= Exercise requirements =
Copy out each line that includes the word "subject".

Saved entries
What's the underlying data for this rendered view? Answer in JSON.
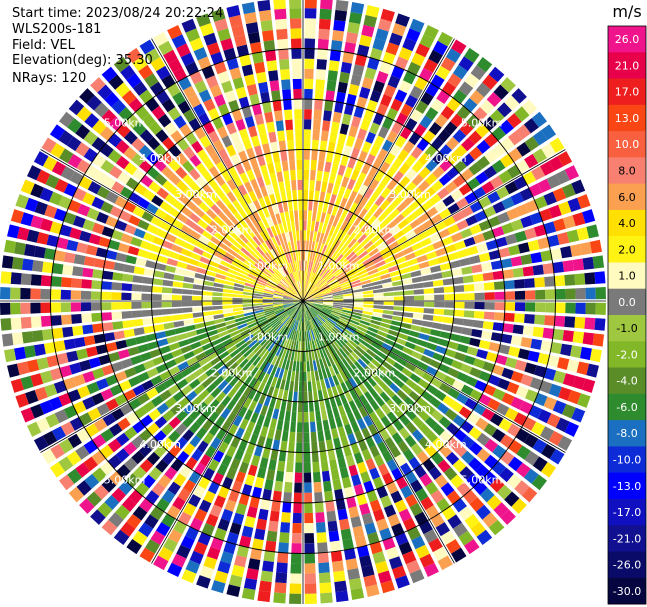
{
  "header": {
    "start_time": "Start time: 2023/08/24 20:22:24",
    "instrument": "WLS200s-181",
    "field": "Field: VEL",
    "elevation": "Elevation(deg): 35.30",
    "nrays": "NRays: 120"
  },
  "chart_data": {
    "type": "heatmap",
    "projection": "polar-ppi",
    "field": "VEL",
    "n_rays": 120,
    "elevation_deg": 35.3,
    "max_range_km": 6.0,
    "range_rings_km": [
      1.0,
      2.0,
      3.0,
      4.0,
      5.0
    ],
    "range_ring_labels": [
      "1.00km",
      "2.00km",
      "3.00km",
      "4.00km",
      "5.00km"
    ],
    "colorbar": {
      "unit": "m/s",
      "ticks": [
        "26.0",
        "21.0",
        "17.0",
        "13.0",
        "10.0",
        "8.0",
        "6.0",
        "4.0",
        "2.0",
        "1.0",
        "0.0",
        "-1.0",
        "-2.0",
        "-4.0",
        "-6.0",
        "-8.0",
        "-10.0",
        "-13.0",
        "-17.0",
        "-21.0",
        "-26.0",
        "-30.0"
      ],
      "colors": [
        "#f0148c",
        "#e8004a",
        "#ee1e1e",
        "#fa4614",
        "#f86040",
        "#f88070",
        "#fba050",
        "#ffe000",
        "#fff314",
        "#fffac0",
        "#7a7a7a",
        "#9fc840",
        "#82b828",
        "#5a8c28",
        "#2e8b2e",
        "#1a6fc0",
        "#0d2cd8",
        "#0000ff",
        "#1010c0",
        "#101090",
        "#0a0a68",
        "#050540"
      ]
    }
  }
}
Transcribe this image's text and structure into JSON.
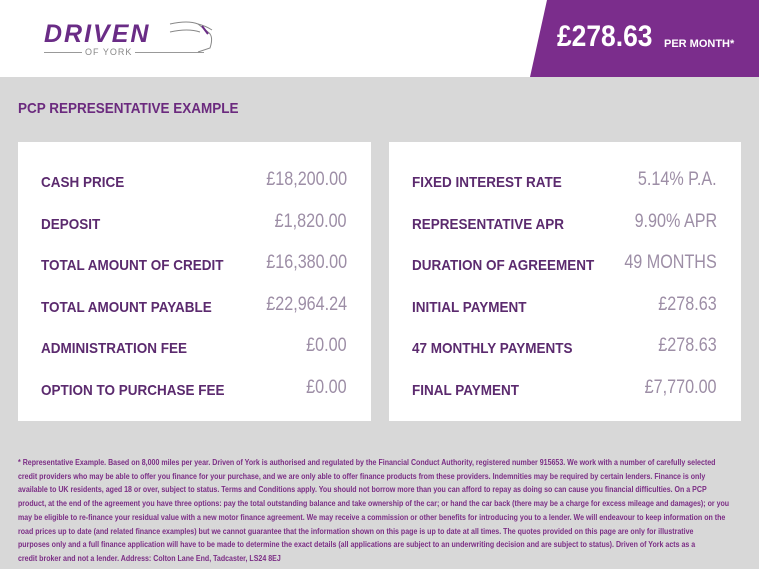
{
  "brand": {
    "name": "DRIVEN",
    "sub": "OF YORK"
  },
  "header": {
    "price": "£278.63",
    "per_month": "PER MONTH*",
    "accent": "#7b2d8c"
  },
  "title": "PCP REPRESENTATIVE EXAMPLE",
  "left": [
    {
      "label": "CASH PRICE",
      "value": "£18,200.00"
    },
    {
      "label": "DEPOSIT",
      "value": "£1,820.00"
    },
    {
      "label": "TOTAL AMOUNT OF CREDIT",
      "value": "£16,380.00"
    },
    {
      "label": "TOTAL AMOUNT PAYABLE",
      "value": "£22,964.24"
    },
    {
      "label": "ADMINISTRATION FEE",
      "value": "£0.00"
    },
    {
      "label": "OPTION TO PURCHASE FEE",
      "value": "£0.00"
    }
  ],
  "right": [
    {
      "label": "FIXED INTEREST RATE",
      "value": "5.14% P.A."
    },
    {
      "label": "REPRESENTATIVE APR",
      "value": "9.90% APR"
    },
    {
      "label": "DURATION OF AGREEMENT",
      "value": "49 MONTHS"
    },
    {
      "label": "INITIAL PAYMENT",
      "value": "£278.63"
    },
    {
      "label": "47 MONTHLY PAYMENTS",
      "value": "£278.63"
    },
    {
      "label": "FINAL PAYMENT",
      "value": "£7,770.00"
    }
  ],
  "disclaimer": [
    "* Representative Example. Based on 8,000 miles per year. Driven of York is authorised and regulated by the Financial Conduct Authority, registered number 915653. We work with a number of carefully selected",
    "credit providers who may be able to offer you finance for your purchase, and we are only able to offer finance products from these providers. Indemnities may be required by certain lenders. Finance is only",
    "available to UK residents, aged 18 or over, subject to status. Terms and Conditions apply. You should not borrow more than you can afford to repay as doing so can cause you financial difficulties. On a PCP",
    "product, at the end of the agreement you have three options: pay the total outstanding balance and take ownership of the car; or hand the car back (there may be a charge for excess mileage and damages); or you",
    "may be eligible to re-finance your residual value with a new motor finance agreement. We may receive a commission or other benefits for introducing you to a lender. We will endeavour to keep information on the",
    "road prices up to date (and related finance examples) but we cannot guarantee that the information shown on this page is up to date at all times. The quotes provided on this page are only for illustrative",
    "purposes only and a full finance application will have to be made to determine the exact details (all applications are subject to an underwriting decision and are subject to status). Driven of York acts as a",
    "credit broker and not a lender. Address: Colton Lane End, Tadcaster, LS24 8EJ"
  ]
}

= Result of the task =
    "available to UK residents, aged 18 or over, subject to status. Terms and Conditions apply. You should not borrow more than you can afford to repay as doing so can cause you financial difficulties. On a PCP",
    "purposes only and a full finance application will have to be made to determine the exact details (all applications are subject to an underwriting decision and are subject to status). Driven of York acts as a",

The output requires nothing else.